--- START OF Dataset rows ---

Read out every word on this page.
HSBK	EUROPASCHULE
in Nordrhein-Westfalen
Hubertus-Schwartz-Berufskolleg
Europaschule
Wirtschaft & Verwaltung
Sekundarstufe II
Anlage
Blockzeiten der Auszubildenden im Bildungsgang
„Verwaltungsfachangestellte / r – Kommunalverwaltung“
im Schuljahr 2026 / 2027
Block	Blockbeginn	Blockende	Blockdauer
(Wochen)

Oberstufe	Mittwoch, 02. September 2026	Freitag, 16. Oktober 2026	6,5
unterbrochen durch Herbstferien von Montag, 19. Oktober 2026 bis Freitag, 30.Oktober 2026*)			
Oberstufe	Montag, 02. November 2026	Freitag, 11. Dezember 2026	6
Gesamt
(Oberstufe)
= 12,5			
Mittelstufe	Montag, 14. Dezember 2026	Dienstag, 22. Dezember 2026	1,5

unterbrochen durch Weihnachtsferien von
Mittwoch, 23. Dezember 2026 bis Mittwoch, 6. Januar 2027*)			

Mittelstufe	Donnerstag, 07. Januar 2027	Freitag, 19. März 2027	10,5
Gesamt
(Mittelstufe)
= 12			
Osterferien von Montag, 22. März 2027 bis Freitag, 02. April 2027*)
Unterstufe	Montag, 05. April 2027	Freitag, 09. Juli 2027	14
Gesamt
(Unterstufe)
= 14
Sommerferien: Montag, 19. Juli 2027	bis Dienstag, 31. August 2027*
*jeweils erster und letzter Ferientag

--- END OF Dataset rows ---

▶ What is asked
Copy out each record exactly as given, omitting none.

▶ Response to this exercise
Read out every word on this page.
HSBK	EUROPASCHULE
in Nordrhein-Westfalen
Hubertus-Schwartz-Berufskolleg
Europaschule
Wirtschaft & Verwaltung
Sekundarstufe II
Anlage
Blockzeiten der Auszubildenden im Bildungsgang
„Verwaltungsfachangestellte / r – Kommunalverwaltung“
im Schuljahr 2026 / 2027
Block	Blockbeginn	Blockende	Blockdauer
(Wochen)

Oberstufe	Mittwoch, 02. September 2026	Freitag, 16. Oktober 2026	6,5
unterbrochen durch Herbstferien von Montag, 19. Oktober 2026 bis Freitag, 30.Oktober 2026*)			
Oberstufe	Montag, 02. November 2026	Freitag, 11. Dezember 2026	6
Gesamt
(Oberstufe)
= 12,5			
Mittelstufe	Montag, 14. Dezember 2026	Dienstag, 22. Dezember 2026	1,5

unterbrochen durch Weihnachtsferien von
Mittwoch, 23. Dezember 2026 bis Mittwoch, 6. Januar 2027*)			

Mittelstufe	Donnerstag, 07. Januar 2027	Freitag, 19. März 2027	10,5
Gesamt
(Mittelstufe)
= 12			
Osterferien von Montag, 22. März 2027 bis Freitag, 02. April 2027*)
Unterstufe	Montag, 05. April 2027	Freitag, 09. Juli 2027	14
Gesamt
(Unterstufe)
= 14
Sommerferien: Montag, 19. Juli 2027	bis Dienstag, 31. August 2027*
*jeweils erster und letzter Ferientag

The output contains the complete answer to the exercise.